Extracted records
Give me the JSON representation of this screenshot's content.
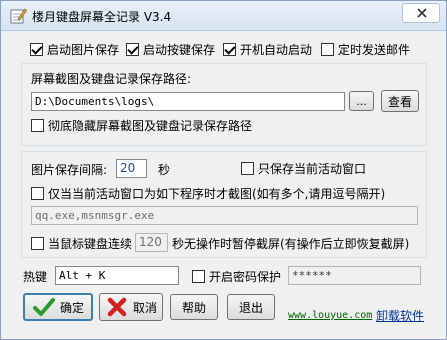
{
  "window": {
    "title": "楼月键盘屏幕全记录 V3.4"
  },
  "options_top": [
    {
      "label": "启动图片保存",
      "checked": true
    },
    {
      "label": "启动按键保存",
      "checked": true
    },
    {
      "label": "开机自动启动",
      "checked": true
    },
    {
      "label": "定时发送邮件",
      "checked": false
    }
  ],
  "path_group": {
    "label": "屏幕截图及键盘记录保存路径:",
    "path_value": "D:\\Documents\\logs\\",
    "browse_label": "...",
    "view_label": "查看",
    "hide_path_label": "彻底隐藏屏幕截图及键盘记录保存路径",
    "hide_path_checked": false
  },
  "capture_group": {
    "interval_label": "图片保存间隔:",
    "interval_value": "20",
    "interval_unit": "秒",
    "active_only_label": "只保存当前活动窗口",
    "active_only_checked": false,
    "program_only_label": "仅当当前活动窗口为如下程序时才截图(如有多个,请用逗号隔开)",
    "program_only_checked": false,
    "program_list": "qq.exe,msnmsgr.exe",
    "pause_label": "当鼠标键盘连续",
    "pause_value": "120",
    "pause_suffix": "秒无操作时暂停截屏(有操作后立即恢复截屏)",
    "pause_checked": false
  },
  "hotkey": {
    "label": "热键",
    "value": "Alt + K",
    "password_label": "开启密码保护",
    "password_checked": false,
    "password_value": "******"
  },
  "buttons": {
    "ok": "确定",
    "cancel": "取消",
    "help": "帮助",
    "exit": "退出"
  },
  "footer": {
    "website": "www.louyue.com",
    "uninstall": "卸载软件"
  },
  "colors": {
    "accent": "#3c7fb1",
    "link_green": "#006600",
    "link_blue": "#003399"
  }
}
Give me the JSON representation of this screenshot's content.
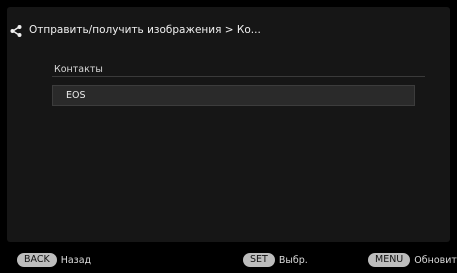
{
  "header": {
    "icon": "share-icon",
    "title": "Отправить/получить изображения > Ко..."
  },
  "section": {
    "label": "Контакты"
  },
  "list": {
    "items": [
      {
        "label": "EOS"
      }
    ]
  },
  "footer": {
    "back": {
      "key": "BACK",
      "label": "Назад"
    },
    "set": {
      "key": "SET",
      "label": "Выбр."
    },
    "menu": {
      "key": "MENU",
      "label": "Обновить"
    }
  }
}
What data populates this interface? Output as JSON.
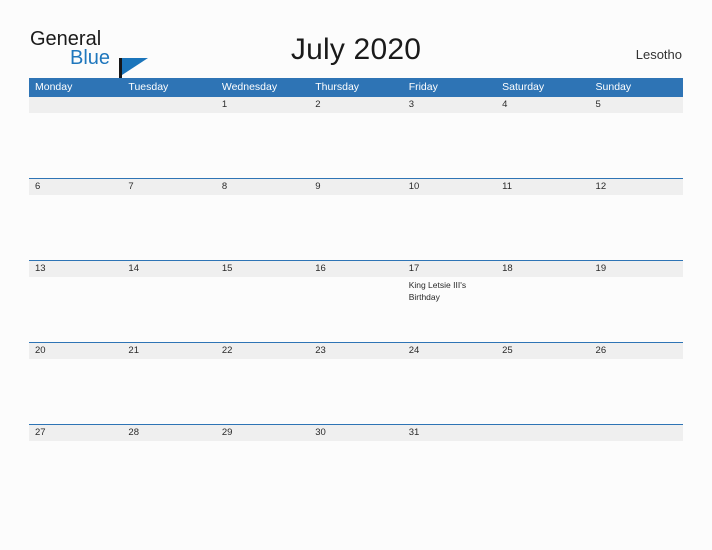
{
  "brand": {
    "word_one": "General",
    "word_two": "Blue",
    "flag_icon": "flag-icon",
    "accent_color": "#1b75bb"
  },
  "header": {
    "title": "July 2020",
    "country": "Lesotho"
  },
  "calendar": {
    "header_color": "#2e74b5",
    "number_band_color": "#efefef",
    "weekdays": [
      "Monday",
      "Tuesday",
      "Wednesday",
      "Thursday",
      "Friday",
      "Saturday",
      "Sunday"
    ],
    "weeks": [
      {
        "days": [
          {
            "num": "",
            "event": ""
          },
          {
            "num": "",
            "event": ""
          },
          {
            "num": "1",
            "event": ""
          },
          {
            "num": "2",
            "event": ""
          },
          {
            "num": "3",
            "event": ""
          },
          {
            "num": "4",
            "event": ""
          },
          {
            "num": "5",
            "event": ""
          }
        ]
      },
      {
        "days": [
          {
            "num": "6",
            "event": ""
          },
          {
            "num": "7",
            "event": ""
          },
          {
            "num": "8",
            "event": ""
          },
          {
            "num": "9",
            "event": ""
          },
          {
            "num": "10",
            "event": ""
          },
          {
            "num": "11",
            "event": ""
          },
          {
            "num": "12",
            "event": ""
          }
        ]
      },
      {
        "days": [
          {
            "num": "13",
            "event": ""
          },
          {
            "num": "14",
            "event": ""
          },
          {
            "num": "15",
            "event": ""
          },
          {
            "num": "16",
            "event": ""
          },
          {
            "num": "17",
            "event": "King Letsie III's Birthday"
          },
          {
            "num": "18",
            "event": ""
          },
          {
            "num": "19",
            "event": ""
          }
        ]
      },
      {
        "days": [
          {
            "num": "20",
            "event": ""
          },
          {
            "num": "21",
            "event": ""
          },
          {
            "num": "22",
            "event": ""
          },
          {
            "num": "23",
            "event": ""
          },
          {
            "num": "24",
            "event": ""
          },
          {
            "num": "25",
            "event": ""
          },
          {
            "num": "26",
            "event": ""
          }
        ]
      },
      {
        "days": [
          {
            "num": "27",
            "event": ""
          },
          {
            "num": "28",
            "event": ""
          },
          {
            "num": "29",
            "event": ""
          },
          {
            "num": "30",
            "event": ""
          },
          {
            "num": "31",
            "event": ""
          },
          {
            "num": "",
            "event": ""
          },
          {
            "num": "",
            "event": ""
          }
        ]
      }
    ]
  }
}
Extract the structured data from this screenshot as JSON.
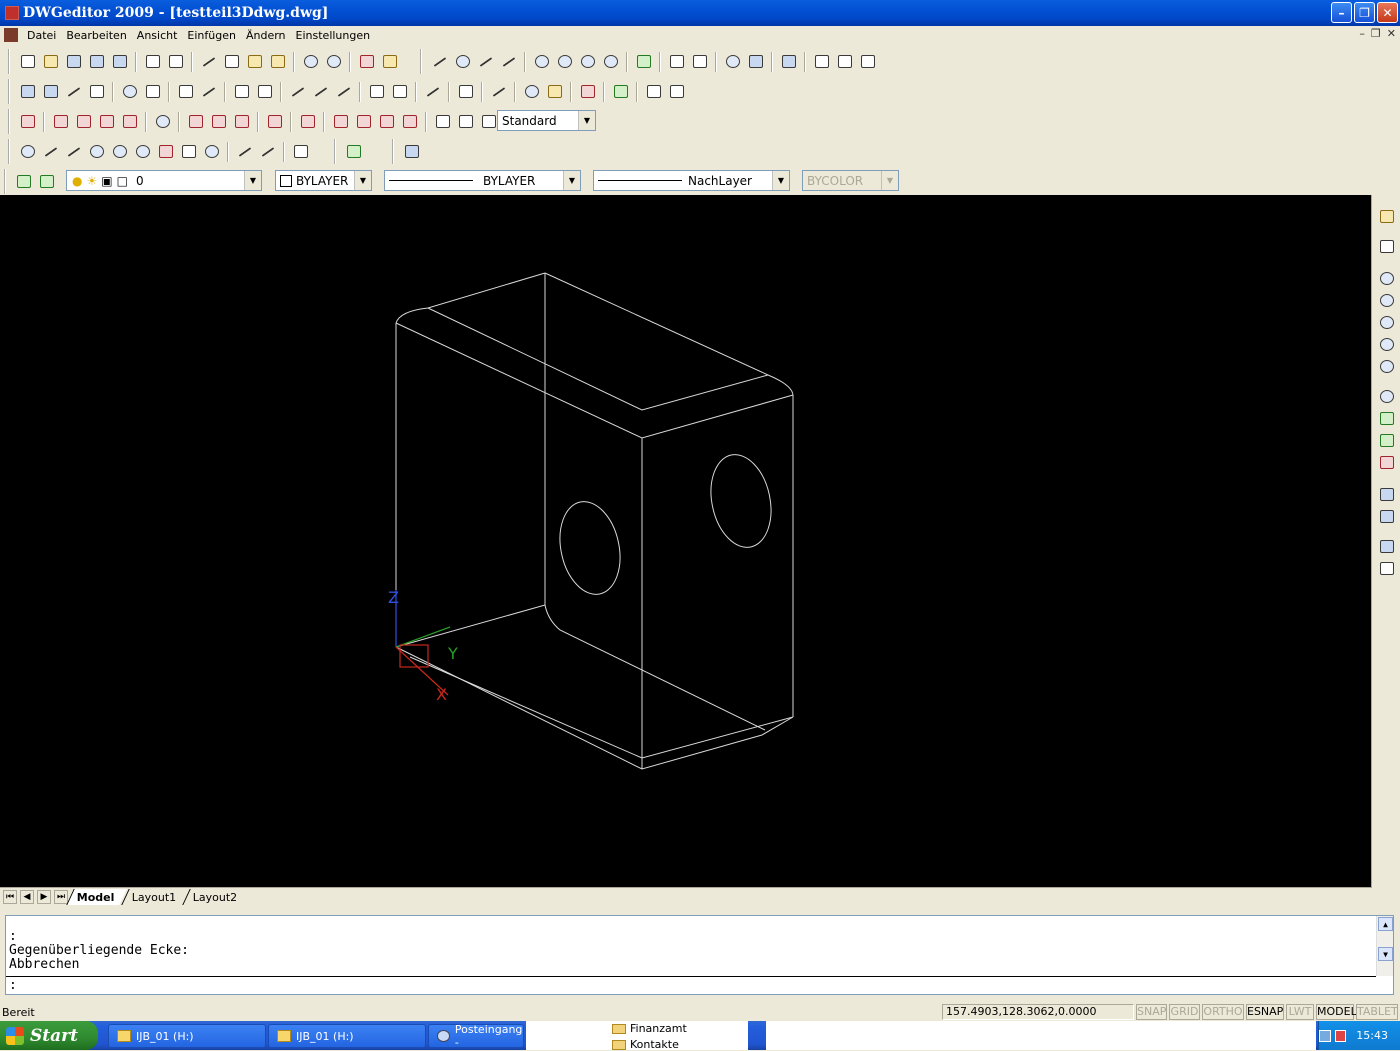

## What is asked
Write the full listing out again with every line unchanged, but include no pictures.

## Exercise solution
Give me the JSON representation of this screenshot's content.
{
  "window": {
    "title": "楼月键盘屏幕全记录 V3.4"
  },
  "options_top": [
    {
      "label": "启动图片保存",
      "checked": true
    },
    {
      "label": "启动按键保存",
      "checked": true
    },
    {
      "label": "开机自动启动",
      "checked": true
    },
    {
      "label": "定时发送邮件",
      "checked": false
    }
  ],
  "path_group": {
    "label": "屏幕截图及键盘记录保存路径:",
    "path_value": "D:\\Documents\\logs\\",
    "browse_label": "...",
    "view_label": "查看",
    "hide_path_label": "彻底隐藏屏幕截图及键盘记录保存路径",
    "hide_path_checked": false
  },
  "capture_group": {
    "interval_label": "图片保存间隔:",
    "interval_value": "20",
    "interval_unit": "秒",
    "active_only_label": "只保存当前活动窗口",
    "active_only_checked": false,
    "program_only_label": "仅当当前活动窗口为如下程序时才截图(如有多个,请用逗号隔开)",
    "program_only_checked": false,
    "program_list": "qq.exe,msnmsgr.exe",
    "pause_label": "当鼠标键盘连续",
    "pause_value": "120",
    "pause_suffix": "秒无操作时暂停截屏(有操作后立即恢复截屏)",
    "pause_checked": false
  },
  "hotkey": {
    "label": "热键",
    "value": "Alt + K",
    "password_label": "开启密码保护",
    "password_checked": false,
    "password_value": "******"
  },
  "buttons": {
    "ok": "确定",
    "cancel": "取消",
    "help": "帮助",
    "exit": "退出"
  },
  "footer": {
    "website": "www.louyue.com",
    "uninstall": "卸载软件"
  },
  "colors": {
    "accent": "#3c7fb1",
    "link_green": "#006600",
    "link_blue": "#003399"
  }
}
Give me the JSON representation of this screenshot's content.
{
  "header": {
    "icon": "share-icon",
    "title": "Отправить/получить изображения > Ко..."
  },
  "section": {
    "label": "Контакты"
  },
  "list": {
    "items": [
      {
        "label": "EOS"
      }
    ]
  },
  "footer": {
    "back": {
      "key": "BACK",
      "label": "Назад"
    },
    "set": {
      "key": "SET",
      "label": "Выбр."
    },
    "menu": {
      "key": "MENU",
      "label": "Обновить"
    }
  }
}
What data populates this interface? Output as JSON.
{
  "brand": {
    "word_one": "General",
    "word_two": "Blue",
    "flag_icon": "flag-icon",
    "accent_color": "#1b75bb"
  },
  "header": {
    "title": "July 2020",
    "country": "Lesotho"
  },
  "calendar": {
    "header_color": "#2e74b5",
    "number_band_color": "#efefef",
    "weekdays": [
      "Monday",
      "Tuesday",
      "Wednesday",
      "Thursday",
      "Friday",
      "Saturday",
      "Sunday"
    ],
    "weeks": [
      {
        "days": [
          {
            "num": "",
            "event": ""
          },
          {
            "num": "",
            "event": ""
          },
          {
            "num": "1",
            "event": ""
          },
          {
            "num": "2",
            "event": ""
          },
          {
            "num": "3",
            "event": ""
          },
          {
            "num": "4",
            "event": ""
          },
          {
            "num": "5",
            "event": ""
          }
        ]
      },
      {
        "days": [
          {
            "num": "6",
            "event": ""
          },
          {
            "num": "7",
            "event": ""
          },
          {
            "num": "8",
            "event": ""
          },
          {
            "num": "9",
            "event": ""
          },
          {
            "num": "10",
            "event": ""
          },
          {
            "num": "11",
            "event": ""
          },
          {
            "num": "12",
            "event": ""
          }
        ]
      },
      {
        "days": [
          {
            "num": "13",
            "event": ""
          },
          {
            "num": "14",
            "event": ""
          },
          {
            "num": "15",
            "event": ""
          },
          {
            "num": "16",
            "event": ""
          },
          {
            "num": "17",
            "event": "King Letsie III's Birthday"
          },
          {
            "num": "18",
            "event": ""
          },
          {
            "num": "19",
            "event": ""
          }
        ]
      },
      {
        "days": [
          {
            "num": "20",
            "event": ""
          },
          {
            "num": "21",
            "event": ""
          },
          {
            "num": "22",
            "event": ""
          },
          {
            "num": "23",
            "event": ""
          },
          {
            "num": "24",
            "event": ""
          },
          {
            "num": "25",
            "event": ""
          },
          {
            "num": "26",
            "event": ""
          }
        ]
      },
      {
        "days": [
          {
            "num": "27",
            "event": ""
          },
          {
            "num": "28",
            "event": ""
          },
          {
            "num": "29",
            "event": ""
          },
          {
            "num": "30",
            "event": ""
          },
          {
            "num": "31",
            "event": ""
          },
          {
            "num": "",
            "event": ""
          },
          {
            "num": "",
            "event": ""
          }
        ]
      }
    ]
  }
}
Extract the structured data from this screenshot as JSON.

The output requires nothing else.